____ Record list
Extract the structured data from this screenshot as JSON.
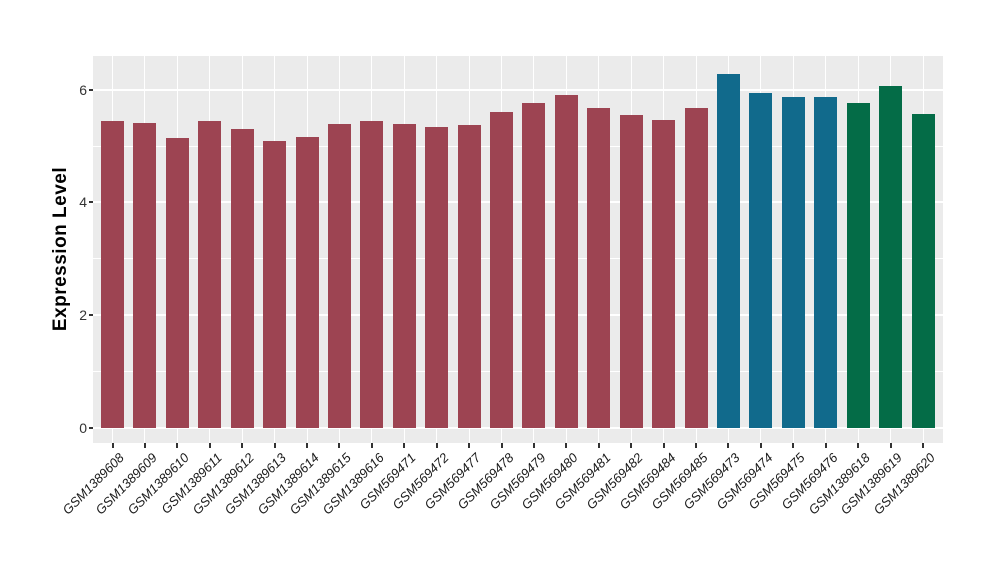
{
  "chart_data": {
    "type": "bar",
    "title": "",
    "xlabel": "",
    "ylabel": "Expression Level",
    "ylim": [
      0,
      6.6
    ],
    "yticks": [
      0,
      2,
      4,
      6
    ],
    "yticks_minor": [
      1,
      3,
      5
    ],
    "grid": true,
    "legend": false,
    "panel_background": "#EBEBEB",
    "grid_color": "#FFFFFF",
    "tick_color": "#333333",
    "groups": [
      {
        "name": "group-1",
        "color": "#9D4452"
      },
      {
        "name": "group-2",
        "color": "#116A8C"
      },
      {
        "name": "group-3",
        "color": "#046C47"
      }
    ],
    "bars": [
      {
        "label": "GSM1389608",
        "value": 5.45,
        "group": 0
      },
      {
        "label": "GSM1389609",
        "value": 5.42,
        "group": 0
      },
      {
        "label": "GSM1389610",
        "value": 5.15,
        "group": 0
      },
      {
        "label": "GSM1389611",
        "value": 5.44,
        "group": 0
      },
      {
        "label": "GSM1389612",
        "value": 5.31,
        "group": 0
      },
      {
        "label": "GSM1389613",
        "value": 5.1,
        "group": 0
      },
      {
        "label": "GSM1389614",
        "value": 5.16,
        "group": 0
      },
      {
        "label": "GSM1389615",
        "value": 5.4,
        "group": 0
      },
      {
        "label": "GSM1389616",
        "value": 5.45,
        "group": 0
      },
      {
        "label": "GSM569471",
        "value": 5.4,
        "group": 0
      },
      {
        "label": "GSM569472",
        "value": 5.34,
        "group": 0
      },
      {
        "label": "GSM569477",
        "value": 5.38,
        "group": 0
      },
      {
        "label": "GSM569478",
        "value": 5.6,
        "group": 0
      },
      {
        "label": "GSM569479",
        "value": 5.76,
        "group": 0
      },
      {
        "label": "GSM569480",
        "value": 5.9,
        "group": 0
      },
      {
        "label": "GSM569481",
        "value": 5.68,
        "group": 0
      },
      {
        "label": "GSM569482",
        "value": 5.56,
        "group": 0
      },
      {
        "label": "GSM569484",
        "value": 5.47,
        "group": 0
      },
      {
        "label": "GSM569485",
        "value": 5.68,
        "group": 0
      },
      {
        "label": "GSM569473",
        "value": 6.29,
        "group": 1
      },
      {
        "label": "GSM569474",
        "value": 5.94,
        "group": 1
      },
      {
        "label": "GSM569475",
        "value": 5.88,
        "group": 1
      },
      {
        "label": "GSM569476",
        "value": 5.88,
        "group": 1
      },
      {
        "label": "GSM1389618",
        "value": 5.77,
        "group": 2
      },
      {
        "label": "GSM1389619",
        "value": 6.07,
        "group": 2
      },
      {
        "label": "GSM1389620",
        "value": 5.57,
        "group": 2
      }
    ]
  }
}
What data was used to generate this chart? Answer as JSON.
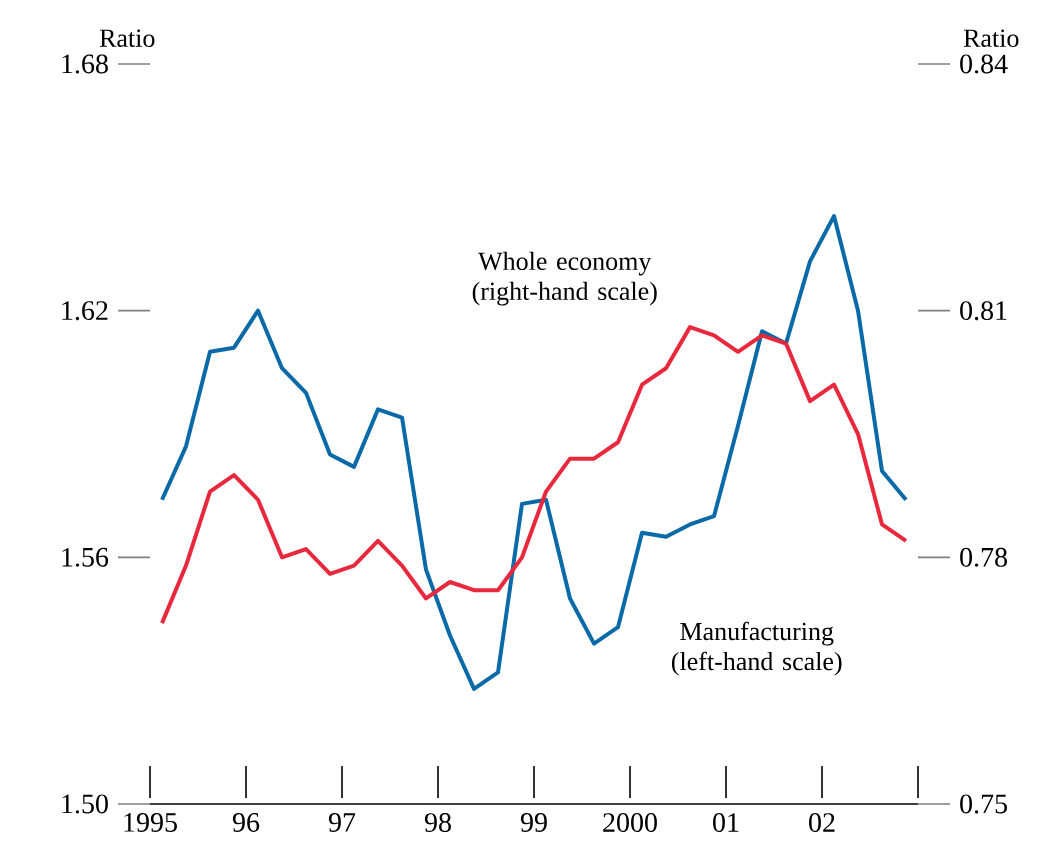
{
  "chart_data": {
    "type": "line",
    "ylabel": "Ratio",
    "y2label": "Ratio",
    "marker": "none",
    "line_style": "solid",
    "x": [
      1995.125,
      1995.375,
      1995.625,
      1995.875,
      1996.125,
      1996.375,
      1996.625,
      1996.875,
      1997.125,
      1997.375,
      1997.625,
      1997.875,
      1998.125,
      1998.375,
      1998.625,
      1998.875,
      1999.125,
      1999.375,
      1999.625,
      1999.875,
      2000.125,
      2000.375,
      2000.625,
      2000.875,
      2001.125,
      2001.375,
      2001.625,
      2001.875,
      2002.125,
      2002.375,
      2002.625,
      2002.875
    ],
    "series": [
      {
        "color": "#0a6aa8",
        "values": [
          1.574,
          1.587,
          1.61,
          1.611,
          1.62,
          1.606,
          1.6,
          1.585,
          1.582,
          1.596,
          1.594,
          1.557,
          1.541,
          1.528,
          1.532,
          1.573,
          1.574,
          1.55,
          1.539,
          1.543,
          1.566,
          1.565,
          1.568,
          1.57,
          1.592,
          1.615,
          1.612,
          1.632,
          1.643,
          1.62,
          1.581,
          1.574
        ]
      },
      {
        "color": "#e8283c",
        "axis": "y2",
        "values": [
          0.772,
          0.779,
          0.788,
          0.79,
          0.787,
          0.78,
          0.781,
          0.778,
          0.779,
          0.782,
          0.779,
          0.775,
          0.777,
          0.776,
          0.776,
          0.78,
          0.788,
          0.792,
          0.792,
          0.794,
          0.801,
          0.803,
          0.808,
          0.807,
          0.805,
          0.807,
          0.806,
          0.799,
          0.801,
          0.795,
          0.784,
          0.782
        ]
      }
    ],
    "xlim": [
      1995,
      2003
    ],
    "xticks": [
      1995,
      {
        "value": 1996,
        "label": "96"
      },
      {
        "value": 1997,
        "label": "97"
      },
      {
        "value": 1998,
        "label": "98"
      },
      {
        "value": 1999,
        "label": "99"
      },
      2000,
      {
        "value": 2001,
        "label": "01"
      },
      {
        "value": 2002,
        "label": "02"
      },
      {
        "value": 2003,
        "label": null
      }
    ],
    "ylim": [
      1.5,
      1.68
    ],
    "yticks": [
      {
        "value": 1.5,
        "label": "1.50"
      },
      1.56,
      1.62,
      1.68
    ],
    "y2lim": [
      0.75,
      0.84
    ],
    "y2ticks": [
      0.75,
      0.78,
      0.81,
      0.84
    ],
    "annotations": [
      "Whole economy (right-hand scale)",
      "Manufacturing (left-hand scale)"
    ]
  }
}
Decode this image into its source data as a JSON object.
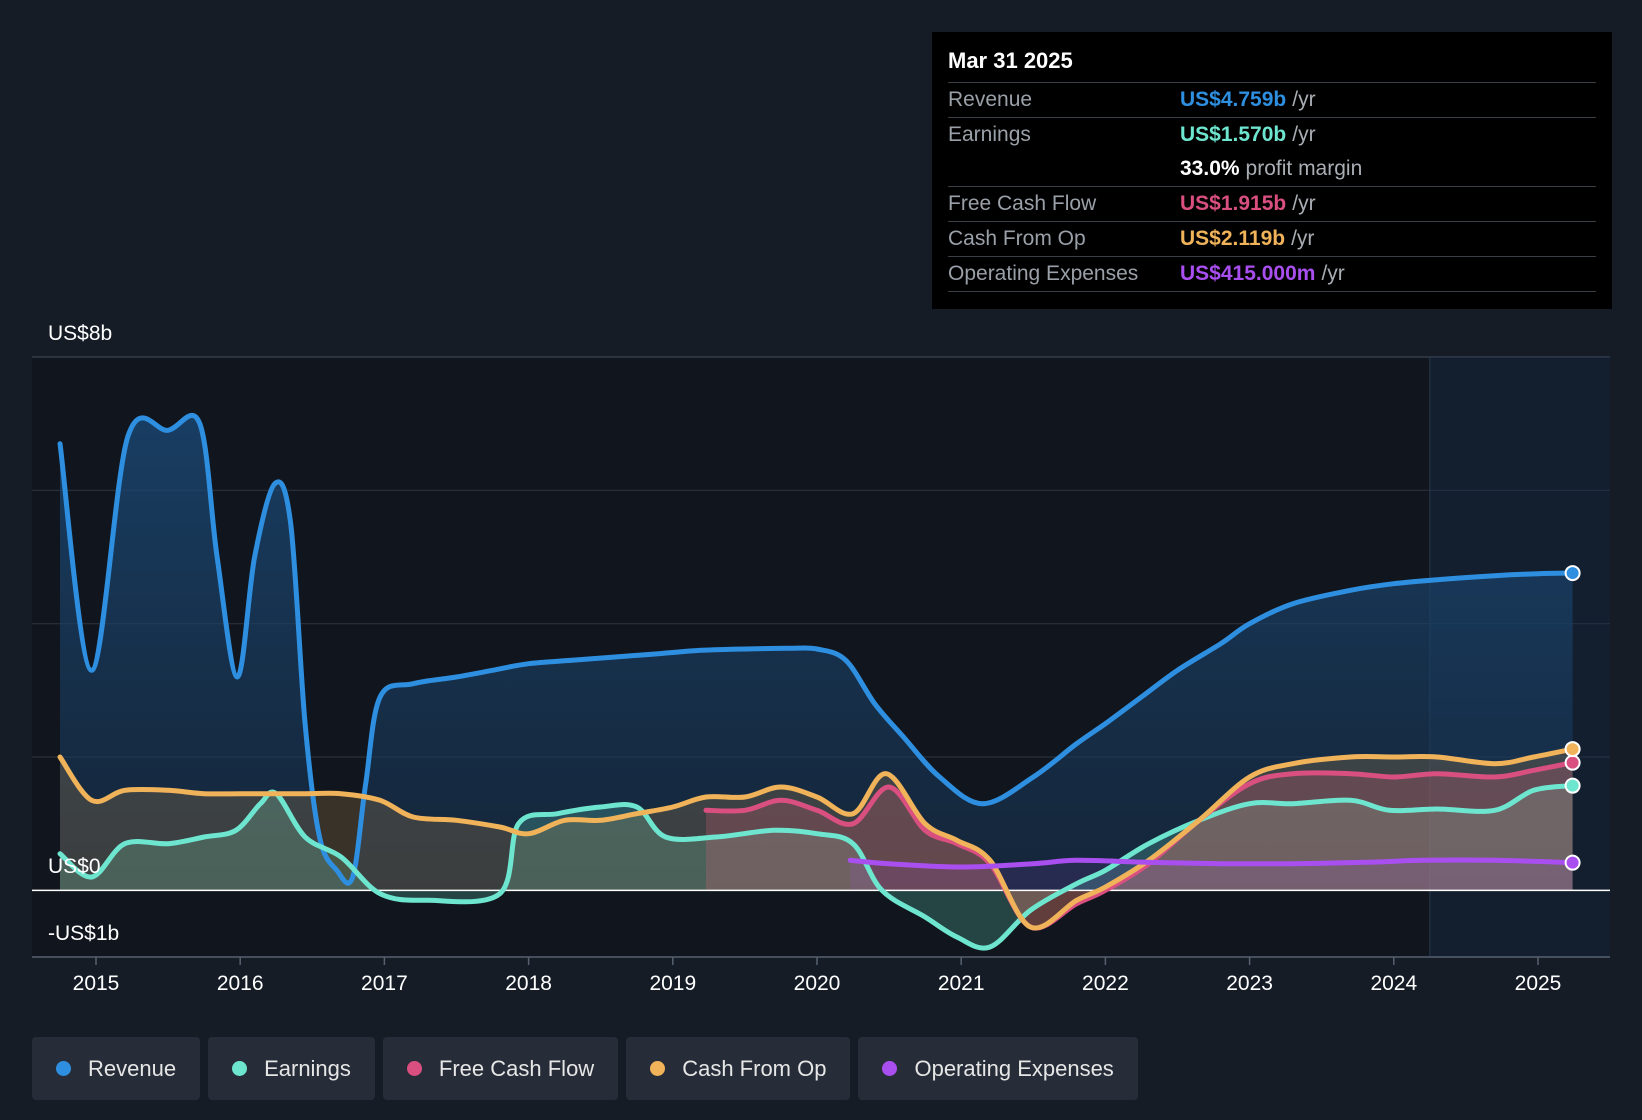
{
  "tooltip": {
    "date": "Mar 31 2025",
    "rows": [
      {
        "label": "Revenue",
        "value": "US$4.759b",
        "unit": "/yr",
        "color": "#2e8fe0"
      },
      {
        "label": "Earnings",
        "value": "US$1.570b",
        "unit": "/yr",
        "color": "#6ee6cf"
      },
      {
        "label": "",
        "value": "33.0%",
        "unit": "profit margin",
        "color": "#ffffff"
      },
      {
        "label": "Free Cash Flow",
        "value": "US$1.915b",
        "unit": "/yr",
        "color": "#d94f80"
      },
      {
        "label": "Cash From Op",
        "value": "US$2.119b",
        "unit": "/yr",
        "color": "#f0b35a"
      },
      {
        "label": "Operating Expenses",
        "value": "US$415.000m",
        "unit": "/yr",
        "color": "#a94ff0"
      }
    ]
  },
  "legend": [
    {
      "label": "Revenue",
      "color": "#2e8fe0"
    },
    {
      "label": "Earnings",
      "color": "#6ee6cf"
    },
    {
      "label": "Free Cash Flow",
      "color": "#d94f80"
    },
    {
      "label": "Cash From Op",
      "color": "#f0b35a"
    },
    {
      "label": "Operating Expenses",
      "color": "#a94ff0"
    }
  ],
  "chart_data": {
    "type": "area",
    "title": "",
    "xlabel": "",
    "ylabel": "",
    "y_tick_labels": [
      "US$8b",
      "US$0",
      "-US$1b"
    ],
    "ylim": [
      -1,
      8
    ],
    "xlim": [
      2014.7,
      2025.25
    ],
    "x_ticks": [
      2015,
      2016,
      2017,
      2018,
      2019,
      2020,
      2021,
      2022,
      2023,
      2024,
      2025
    ],
    "x_tick_labels": [
      "2015",
      "2016",
      "2017",
      "2018",
      "2019",
      "2020",
      "2021",
      "2022",
      "2023",
      "2024",
      "2025"
    ],
    "grid": true,
    "forecast_shade_start": 2024.25,
    "series": [
      {
        "name": "Revenue",
        "color": "#2e8fe0",
        "points": [
          [
            2014.75,
            6.7
          ],
          [
            2014.97,
            3.3
          ],
          [
            2015.22,
            6.8
          ],
          [
            2015.5,
            6.9
          ],
          [
            2015.72,
            7.0
          ],
          [
            2015.84,
            5.0
          ],
          [
            2015.98,
            3.2
          ],
          [
            2016.1,
            5.0
          ],
          [
            2016.24,
            6.1
          ],
          [
            2016.35,
            5.5
          ],
          [
            2016.45,
            2.5
          ],
          [
            2016.55,
            0.8
          ],
          [
            2016.67,
            0.3
          ],
          [
            2016.78,
            0.2
          ],
          [
            2016.87,
            1.6
          ],
          [
            2016.97,
            2.9
          ],
          [
            2017.2,
            3.1
          ],
          [
            2017.5,
            3.2
          ],
          [
            2017.75,
            3.3
          ],
          [
            2018.0,
            3.4
          ],
          [
            2018.3,
            3.45
          ],
          [
            2018.6,
            3.5
          ],
          [
            2018.9,
            3.55
          ],
          [
            2019.2,
            3.6
          ],
          [
            2019.5,
            3.62
          ],
          [
            2019.8,
            3.63
          ],
          [
            2020.0,
            3.62
          ],
          [
            2020.2,
            3.45
          ],
          [
            2020.4,
            2.8
          ],
          [
            2020.6,
            2.3
          ],
          [
            2020.85,
            1.7
          ],
          [
            2021.15,
            1.3
          ],
          [
            2021.5,
            1.7
          ],
          [
            2021.8,
            2.2
          ],
          [
            2022.0,
            2.5
          ],
          [
            2022.25,
            2.9
          ],
          [
            2022.5,
            3.3
          ],
          [
            2022.8,
            3.7
          ],
          [
            2023.0,
            4.0
          ],
          [
            2023.3,
            4.3
          ],
          [
            2023.7,
            4.5
          ],
          [
            2024.0,
            4.6
          ],
          [
            2024.3,
            4.66
          ],
          [
            2024.7,
            4.72
          ],
          [
            2025.0,
            4.75
          ],
          [
            2025.24,
            4.759
          ]
        ]
      },
      {
        "name": "Earnings",
        "color": "#6ee6cf",
        "points": [
          [
            2014.75,
            0.55
          ],
          [
            2014.97,
            0.2
          ],
          [
            2015.2,
            0.7
          ],
          [
            2015.5,
            0.7
          ],
          [
            2015.75,
            0.8
          ],
          [
            2015.97,
            0.9
          ],
          [
            2016.14,
            1.3
          ],
          [
            2016.25,
            1.45
          ],
          [
            2016.45,
            0.8
          ],
          [
            2016.7,
            0.5
          ],
          [
            2016.97,
            -0.05
          ],
          [
            2017.3,
            -0.15
          ],
          [
            2017.8,
            -0.05
          ],
          [
            2017.93,
            1.0
          ],
          [
            2018.2,
            1.15
          ],
          [
            2018.5,
            1.25
          ],
          [
            2018.75,
            1.25
          ],
          [
            2018.95,
            0.8
          ],
          [
            2019.3,
            0.8
          ],
          [
            2019.7,
            0.9
          ],
          [
            2020.0,
            0.85
          ],
          [
            2020.25,
            0.7
          ],
          [
            2020.45,
            0.0
          ],
          [
            2020.75,
            -0.4
          ],
          [
            2020.97,
            -0.7
          ],
          [
            2021.2,
            -0.85
          ],
          [
            2021.48,
            -0.3
          ],
          [
            2021.8,
            0.1
          ],
          [
            2022.0,
            0.3
          ],
          [
            2022.3,
            0.7
          ],
          [
            2022.65,
            1.05
          ],
          [
            2023.0,
            1.3
          ],
          [
            2023.3,
            1.3
          ],
          [
            2023.7,
            1.35
          ],
          [
            2023.97,
            1.2
          ],
          [
            2024.3,
            1.22
          ],
          [
            2024.7,
            1.2
          ],
          [
            2024.97,
            1.5
          ],
          [
            2025.24,
            1.57
          ]
        ]
      },
      {
        "name": "Free Cash Flow",
        "color": "#d94f80",
        "points": [
          [
            2019.23,
            1.2
          ],
          [
            2019.5,
            1.2
          ],
          [
            2019.75,
            1.35
          ],
          [
            2020.0,
            1.2
          ],
          [
            2020.25,
            1.0
          ],
          [
            2020.5,
            1.55
          ],
          [
            2020.75,
            0.9
          ],
          [
            2020.97,
            0.7
          ],
          [
            2021.2,
            0.4
          ],
          [
            2021.48,
            -0.55
          ],
          [
            2021.8,
            -0.2
          ],
          [
            2022.0,
            0.0
          ],
          [
            2022.3,
            0.4
          ],
          [
            2022.65,
            1.05
          ],
          [
            2023.0,
            1.6
          ],
          [
            2023.3,
            1.75
          ],
          [
            2023.7,
            1.75
          ],
          [
            2024.0,
            1.7
          ],
          [
            2024.3,
            1.75
          ],
          [
            2024.7,
            1.7
          ],
          [
            2024.97,
            1.8
          ],
          [
            2025.24,
            1.915
          ]
        ]
      },
      {
        "name": "Cash From Op",
        "color": "#f0b35a",
        "points": [
          [
            2014.75,
            2.0
          ],
          [
            2014.97,
            1.35
          ],
          [
            2015.2,
            1.5
          ],
          [
            2015.5,
            1.5
          ],
          [
            2015.75,
            1.45
          ],
          [
            2016.0,
            1.45
          ],
          [
            2016.45,
            1.45
          ],
          [
            2016.7,
            1.45
          ],
          [
            2016.97,
            1.35
          ],
          [
            2017.2,
            1.1
          ],
          [
            2017.5,
            1.05
          ],
          [
            2017.8,
            0.95
          ],
          [
            2018.0,
            0.85
          ],
          [
            2018.25,
            1.05
          ],
          [
            2018.5,
            1.05
          ],
          [
            2018.75,
            1.15
          ],
          [
            2019.0,
            1.25
          ],
          [
            2019.23,
            1.4
          ],
          [
            2019.5,
            1.4
          ],
          [
            2019.75,
            1.55
          ],
          [
            2020.0,
            1.4
          ],
          [
            2020.25,
            1.15
          ],
          [
            2020.48,
            1.75
          ],
          [
            2020.75,
            1.0
          ],
          [
            2020.97,
            0.75
          ],
          [
            2021.2,
            0.45
          ],
          [
            2021.48,
            -0.55
          ],
          [
            2021.8,
            -0.15
          ],
          [
            2022.0,
            0.05
          ],
          [
            2022.3,
            0.45
          ],
          [
            2022.65,
            1.05
          ],
          [
            2023.0,
            1.7
          ],
          [
            2023.3,
            1.9
          ],
          [
            2023.7,
            2.0
          ],
          [
            2024.0,
            2.0
          ],
          [
            2024.3,
            2.0
          ],
          [
            2024.7,
            1.9
          ],
          [
            2024.97,
            2.0
          ],
          [
            2025.24,
            2.119
          ]
        ]
      },
      {
        "name": "Operating Expenses",
        "color": "#a94ff0",
        "points": [
          [
            2020.23,
            0.45
          ],
          [
            2020.5,
            0.4
          ],
          [
            2021.0,
            0.35
          ],
          [
            2021.5,
            0.4
          ],
          [
            2021.8,
            0.45
          ],
          [
            2022.3,
            0.42
          ],
          [
            2022.8,
            0.4
          ],
          [
            2023.3,
            0.4
          ],
          [
            2023.8,
            0.42
          ],
          [
            2024.2,
            0.45
          ],
          [
            2024.7,
            0.45
          ],
          [
            2025.24,
            0.415
          ]
        ]
      }
    ]
  }
}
________
● Aim of the task:
Select the lines from the entries that include the word "Flow".

● Response to this task:
        "label": "Free Cash Flow",
      "label": "Free Cash Flow",
        "name": "Free Cash Flow",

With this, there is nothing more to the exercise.